Problem requirements
Your task is to transcribe the records exactly, skipping every image.

Listed entries
>>
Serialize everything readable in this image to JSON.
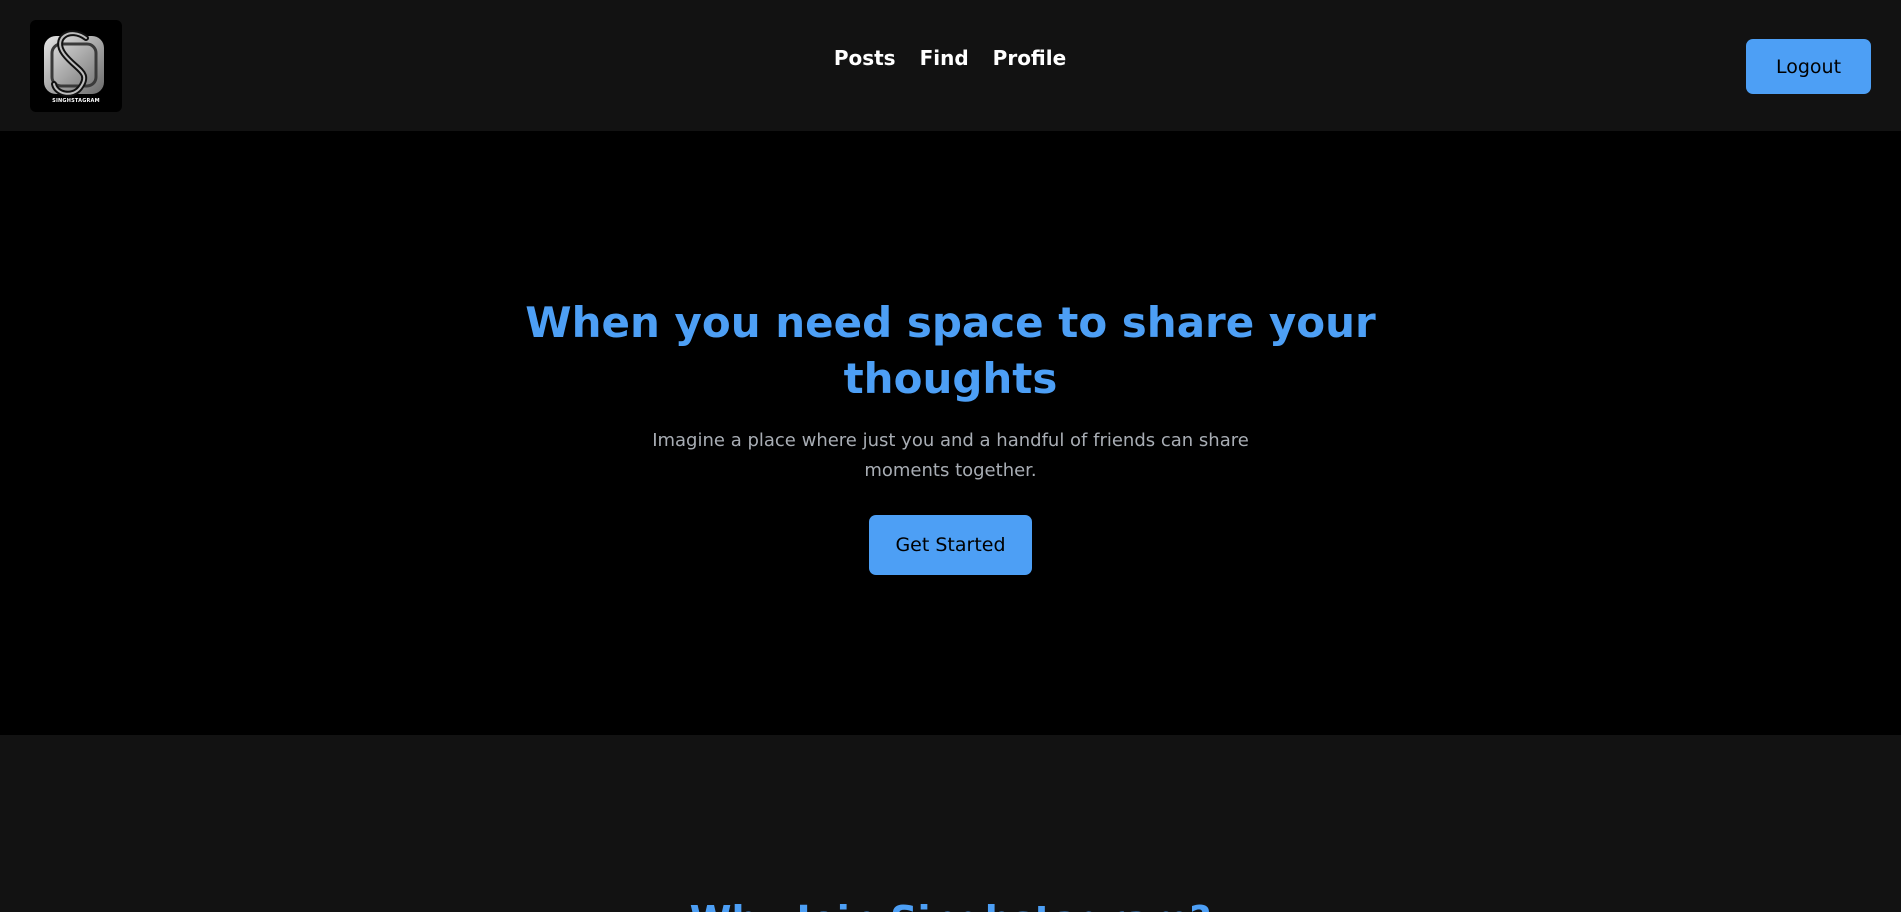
{
  "brand": {
    "logo_text": "SINGHSTAGRAM"
  },
  "nav": {
    "links": [
      {
        "label": "Posts"
      },
      {
        "label": "Find"
      },
      {
        "label": "Profile"
      }
    ],
    "logout_label": "Logout"
  },
  "hero": {
    "title": "When you need space to share your thoughts",
    "subtitle": "Imagine a place where just you and a handful of friends can share moments together.",
    "cta_label": "Get Started"
  },
  "why": {
    "title": "Why Join Singhstagram?"
  },
  "colors": {
    "accent": "#4d9ff5",
    "navbar_bg": "#121212",
    "hero_bg": "#000000",
    "subtitle_text": "#a8adb4"
  }
}
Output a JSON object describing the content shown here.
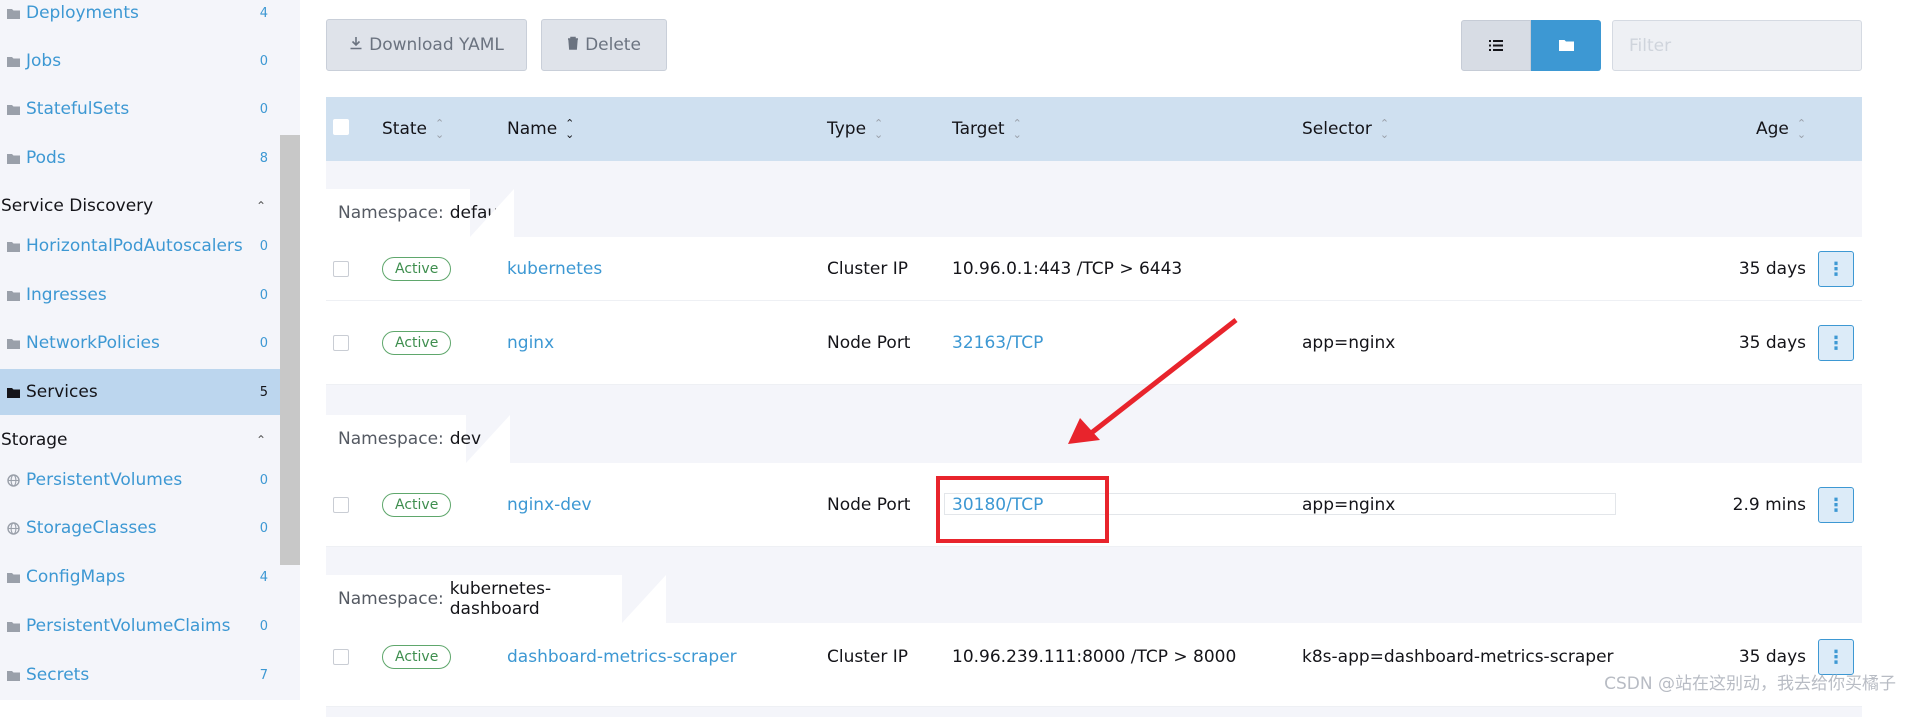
<<
Written solution
Serialize everything readable in this image to JSON.
{
  "brand": {
    "logo_text": "SINGHSTAGRAM"
  },
  "nav": {
    "links": [
      {
        "label": "Posts"
      },
      {
        "label": "Find"
      },
      {
        "label": "Profile"
      }
    ],
    "logout_label": "Logout"
  },
  "hero": {
    "title": "When you need space to share your thoughts",
    "subtitle": "Imagine a place where just you and a handful of friends can share moments together.",
    "cta_label": "Get Started"
  },
  "why": {
    "title": "Why Join Singhstagram?"
  },
  "colors": {
    "accent": "#4d9ff5",
    "navbar_bg": "#121212",
    "hero_bg": "#000000",
    "subtitle_text": "#a8adb4"
  }
}
Output a JSON object describing the content shown here.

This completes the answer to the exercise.